ENTRIES PROVIDED:
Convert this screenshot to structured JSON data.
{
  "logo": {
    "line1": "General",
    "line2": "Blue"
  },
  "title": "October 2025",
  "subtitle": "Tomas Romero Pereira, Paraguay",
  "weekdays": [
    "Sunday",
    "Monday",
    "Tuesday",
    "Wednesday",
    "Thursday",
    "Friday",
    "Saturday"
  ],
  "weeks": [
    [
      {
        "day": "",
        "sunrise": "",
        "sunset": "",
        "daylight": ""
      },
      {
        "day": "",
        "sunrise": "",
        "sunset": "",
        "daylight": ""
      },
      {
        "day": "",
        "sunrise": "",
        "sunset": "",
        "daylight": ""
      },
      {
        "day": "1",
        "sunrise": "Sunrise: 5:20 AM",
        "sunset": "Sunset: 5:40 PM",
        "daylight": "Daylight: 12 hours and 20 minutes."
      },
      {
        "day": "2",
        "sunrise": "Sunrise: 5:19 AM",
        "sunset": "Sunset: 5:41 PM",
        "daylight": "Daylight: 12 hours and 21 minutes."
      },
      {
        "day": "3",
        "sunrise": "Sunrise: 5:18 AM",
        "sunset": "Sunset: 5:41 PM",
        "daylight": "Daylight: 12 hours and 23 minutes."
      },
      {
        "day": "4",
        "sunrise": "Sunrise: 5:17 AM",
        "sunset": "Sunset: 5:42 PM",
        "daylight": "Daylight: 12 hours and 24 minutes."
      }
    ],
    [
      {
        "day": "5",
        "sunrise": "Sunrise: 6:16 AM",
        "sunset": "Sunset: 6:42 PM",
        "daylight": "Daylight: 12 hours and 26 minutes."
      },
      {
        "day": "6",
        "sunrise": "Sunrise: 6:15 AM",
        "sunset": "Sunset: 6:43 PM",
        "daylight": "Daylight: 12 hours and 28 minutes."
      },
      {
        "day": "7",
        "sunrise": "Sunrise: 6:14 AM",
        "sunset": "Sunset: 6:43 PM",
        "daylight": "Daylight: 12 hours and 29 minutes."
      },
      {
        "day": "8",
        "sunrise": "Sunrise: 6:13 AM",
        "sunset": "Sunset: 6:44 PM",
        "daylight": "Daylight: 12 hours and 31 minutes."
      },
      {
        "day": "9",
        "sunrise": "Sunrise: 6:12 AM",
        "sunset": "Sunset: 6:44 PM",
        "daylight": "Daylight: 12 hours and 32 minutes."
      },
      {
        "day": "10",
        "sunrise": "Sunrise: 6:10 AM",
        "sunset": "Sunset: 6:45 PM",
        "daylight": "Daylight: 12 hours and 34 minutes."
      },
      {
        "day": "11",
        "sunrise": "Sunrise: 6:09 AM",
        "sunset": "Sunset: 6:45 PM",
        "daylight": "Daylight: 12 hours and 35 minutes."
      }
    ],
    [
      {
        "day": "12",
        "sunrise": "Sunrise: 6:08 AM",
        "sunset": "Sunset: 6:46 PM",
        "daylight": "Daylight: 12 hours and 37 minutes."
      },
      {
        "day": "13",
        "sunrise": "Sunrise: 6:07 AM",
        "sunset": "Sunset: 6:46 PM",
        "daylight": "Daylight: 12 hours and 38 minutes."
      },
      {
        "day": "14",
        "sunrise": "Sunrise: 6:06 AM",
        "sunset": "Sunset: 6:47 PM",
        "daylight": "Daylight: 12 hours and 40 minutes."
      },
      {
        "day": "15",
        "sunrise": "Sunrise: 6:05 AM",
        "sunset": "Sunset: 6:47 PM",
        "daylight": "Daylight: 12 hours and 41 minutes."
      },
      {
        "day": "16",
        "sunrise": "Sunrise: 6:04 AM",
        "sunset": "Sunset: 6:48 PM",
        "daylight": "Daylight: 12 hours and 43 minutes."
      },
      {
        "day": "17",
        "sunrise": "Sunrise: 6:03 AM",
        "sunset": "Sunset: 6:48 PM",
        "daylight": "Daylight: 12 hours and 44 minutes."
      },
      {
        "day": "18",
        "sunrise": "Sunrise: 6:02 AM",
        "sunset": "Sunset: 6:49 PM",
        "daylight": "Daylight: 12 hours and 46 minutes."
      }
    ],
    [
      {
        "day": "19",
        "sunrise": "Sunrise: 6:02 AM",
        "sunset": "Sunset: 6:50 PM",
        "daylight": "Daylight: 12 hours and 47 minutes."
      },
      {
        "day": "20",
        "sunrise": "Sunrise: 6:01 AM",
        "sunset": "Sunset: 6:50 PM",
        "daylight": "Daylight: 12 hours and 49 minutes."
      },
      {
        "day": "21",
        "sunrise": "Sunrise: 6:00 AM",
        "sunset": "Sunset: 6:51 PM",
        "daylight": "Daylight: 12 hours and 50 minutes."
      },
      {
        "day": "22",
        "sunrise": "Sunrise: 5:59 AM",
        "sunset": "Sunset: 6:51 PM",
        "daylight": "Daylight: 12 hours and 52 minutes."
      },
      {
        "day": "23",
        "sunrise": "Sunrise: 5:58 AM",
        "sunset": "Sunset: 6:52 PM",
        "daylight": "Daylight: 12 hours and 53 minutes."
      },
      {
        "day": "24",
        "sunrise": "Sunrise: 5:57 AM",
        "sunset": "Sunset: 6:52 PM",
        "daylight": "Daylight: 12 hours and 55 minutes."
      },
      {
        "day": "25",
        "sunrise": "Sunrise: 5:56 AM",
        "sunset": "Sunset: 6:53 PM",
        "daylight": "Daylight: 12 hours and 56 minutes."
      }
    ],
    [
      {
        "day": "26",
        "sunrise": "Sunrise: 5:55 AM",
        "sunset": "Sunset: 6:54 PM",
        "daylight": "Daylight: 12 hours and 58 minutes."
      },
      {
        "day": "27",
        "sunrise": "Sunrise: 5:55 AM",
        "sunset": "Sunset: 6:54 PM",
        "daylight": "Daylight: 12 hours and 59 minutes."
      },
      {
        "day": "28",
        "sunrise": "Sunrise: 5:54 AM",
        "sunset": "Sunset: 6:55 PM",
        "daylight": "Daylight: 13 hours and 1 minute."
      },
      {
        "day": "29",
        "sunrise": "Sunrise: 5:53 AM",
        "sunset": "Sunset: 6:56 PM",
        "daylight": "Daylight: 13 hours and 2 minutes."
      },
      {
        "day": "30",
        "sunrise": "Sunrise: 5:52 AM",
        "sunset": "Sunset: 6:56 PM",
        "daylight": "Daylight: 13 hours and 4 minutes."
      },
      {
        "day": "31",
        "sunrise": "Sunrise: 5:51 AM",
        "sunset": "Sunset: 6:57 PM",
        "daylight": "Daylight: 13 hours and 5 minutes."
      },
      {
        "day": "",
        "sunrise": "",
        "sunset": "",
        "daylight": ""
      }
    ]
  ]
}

DIRECTIVE: The entries above should be repeated exactly, every one of them.

RESPONSE:
Convert this screenshot to structured JSON data.
{
  "logo": {
    "line1": "General",
    "line2": "Blue"
  },
  "title": "October 2025",
  "subtitle": "Tomas Romero Pereira, Paraguay",
  "weekdays": [
    "Sunday",
    "Monday",
    "Tuesday",
    "Wednesday",
    "Thursday",
    "Friday",
    "Saturday"
  ],
  "weeks": [
    [
      {
        "day": "",
        "sunrise": "",
        "sunset": "",
        "daylight": ""
      },
      {
        "day": "",
        "sunrise": "",
        "sunset": "",
        "daylight": ""
      },
      {
        "day": "",
        "sunrise": "",
        "sunset": "",
        "daylight": ""
      },
      {
        "day": "1",
        "sunrise": "Sunrise: 5:20 AM",
        "sunset": "Sunset: 5:40 PM",
        "daylight": "Daylight: 12 hours and 20 minutes."
      },
      {
        "day": "2",
        "sunrise": "Sunrise: 5:19 AM",
        "sunset": "Sunset: 5:41 PM",
        "daylight": "Daylight: 12 hours and 21 minutes."
      },
      {
        "day": "3",
        "sunrise": "Sunrise: 5:18 AM",
        "sunset": "Sunset: 5:41 PM",
        "daylight": "Daylight: 12 hours and 23 minutes."
      },
      {
        "day": "4",
        "sunrise": "Sunrise: 5:17 AM",
        "sunset": "Sunset: 5:42 PM",
        "daylight": "Daylight: 12 hours and 24 minutes."
      }
    ],
    [
      {
        "day": "5",
        "sunrise": "Sunrise: 6:16 AM",
        "sunset": "Sunset: 6:42 PM",
        "daylight": "Daylight: 12 hours and 26 minutes."
      },
      {
        "day": "6",
        "sunrise": "Sunrise: 6:15 AM",
        "sunset": "Sunset: 6:43 PM",
        "daylight": "Daylight: 12 hours and 28 minutes."
      },
      {
        "day": "7",
        "sunrise": "Sunrise: 6:14 AM",
        "sunset": "Sunset: 6:43 PM",
        "daylight": "Daylight: 12 hours and 29 minutes."
      },
      {
        "day": "8",
        "sunrise": "Sunrise: 6:13 AM",
        "sunset": "Sunset: 6:44 PM",
        "daylight": "Daylight: 12 hours and 31 minutes."
      },
      {
        "day": "9",
        "sunrise": "Sunrise: 6:12 AM",
        "sunset": "Sunset: 6:44 PM",
        "daylight": "Daylight: 12 hours and 32 minutes."
      },
      {
        "day": "10",
        "sunrise": "Sunrise: 6:10 AM",
        "sunset": "Sunset: 6:45 PM",
        "daylight": "Daylight: 12 hours and 34 minutes."
      },
      {
        "day": "11",
        "sunrise": "Sunrise: 6:09 AM",
        "sunset": "Sunset: 6:45 PM",
        "daylight": "Daylight: 12 hours and 35 minutes."
      }
    ],
    [
      {
        "day": "12",
        "sunrise": "Sunrise: 6:08 AM",
        "sunset": "Sunset: 6:46 PM",
        "daylight": "Daylight: 12 hours and 37 minutes."
      },
      {
        "day": "13",
        "sunrise": "Sunrise: 6:07 AM",
        "sunset": "Sunset: 6:46 PM",
        "daylight": "Daylight: 12 hours and 38 minutes."
      },
      {
        "day": "14",
        "sunrise": "Sunrise: 6:06 AM",
        "sunset": "Sunset: 6:47 PM",
        "daylight": "Daylight: 12 hours and 40 minutes."
      },
      {
        "day": "15",
        "sunrise": "Sunrise: 6:05 AM",
        "sunset": "Sunset: 6:47 PM",
        "daylight": "Daylight: 12 hours and 41 minutes."
      },
      {
        "day": "16",
        "sunrise": "Sunrise: 6:04 AM",
        "sunset": "Sunset: 6:48 PM",
        "daylight": "Daylight: 12 hours and 43 minutes."
      },
      {
        "day": "17",
        "sunrise": "Sunrise: 6:03 AM",
        "sunset": "Sunset: 6:48 PM",
        "daylight": "Daylight: 12 hours and 44 minutes."
      },
      {
        "day": "18",
        "sunrise": "Sunrise: 6:02 AM",
        "sunset": "Sunset: 6:49 PM",
        "daylight": "Daylight: 12 hours and 46 minutes."
      }
    ],
    [
      {
        "day": "19",
        "sunrise": "Sunrise: 6:02 AM",
        "sunset": "Sunset: 6:50 PM",
        "daylight": "Daylight: 12 hours and 47 minutes."
      },
      {
        "day": "20",
        "sunrise": "Sunrise: 6:01 AM",
        "sunset": "Sunset: 6:50 PM",
        "daylight": "Daylight: 12 hours and 49 minutes."
      },
      {
        "day": "21",
        "sunrise": "Sunrise: 6:00 AM",
        "sunset": "Sunset: 6:51 PM",
        "daylight": "Daylight: 12 hours and 50 minutes."
      },
      {
        "day": "22",
        "sunrise": "Sunrise: 5:59 AM",
        "sunset": "Sunset: 6:51 PM",
        "daylight": "Daylight: 12 hours and 52 minutes."
      },
      {
        "day": "23",
        "sunrise": "Sunrise: 5:58 AM",
        "sunset": "Sunset: 6:52 PM",
        "daylight": "Daylight: 12 hours and 53 minutes."
      },
      {
        "day": "24",
        "sunrise": "Sunrise: 5:57 AM",
        "sunset": "Sunset: 6:52 PM",
        "daylight": "Daylight: 12 hours and 55 minutes."
      },
      {
        "day": "25",
        "sunrise": "Sunrise: 5:56 AM",
        "sunset": "Sunset: 6:53 PM",
        "daylight": "Daylight: 12 hours and 56 minutes."
      }
    ],
    [
      {
        "day": "26",
        "sunrise": "Sunrise: 5:55 AM",
        "sunset": "Sunset: 6:54 PM",
        "daylight": "Daylight: 12 hours and 58 minutes."
      },
      {
        "day": "27",
        "sunrise": "Sunrise: 5:55 AM",
        "sunset": "Sunset: 6:54 PM",
        "daylight": "Daylight: 12 hours and 59 minutes."
      },
      {
        "day": "28",
        "sunrise": "Sunrise: 5:54 AM",
        "sunset": "Sunset: 6:55 PM",
        "daylight": "Daylight: 13 hours and 1 minute."
      },
      {
        "day": "29",
        "sunrise": "Sunrise: 5:53 AM",
        "sunset": "Sunset: 6:56 PM",
        "daylight": "Daylight: 13 hours and 2 minutes."
      },
      {
        "day": "30",
        "sunrise": "Sunrise: 5:52 AM",
        "sunset": "Sunset: 6:56 PM",
        "daylight": "Daylight: 13 hours and 4 minutes."
      },
      {
        "day": "31",
        "sunrise": "Sunrise: 5:51 AM",
        "sunset": "Sunset: 6:57 PM",
        "daylight": "Daylight: 13 hours and 5 minutes."
      },
      {
        "day": "",
        "sunrise": "",
        "sunset": "",
        "daylight": ""
      }
    ]
  ]
}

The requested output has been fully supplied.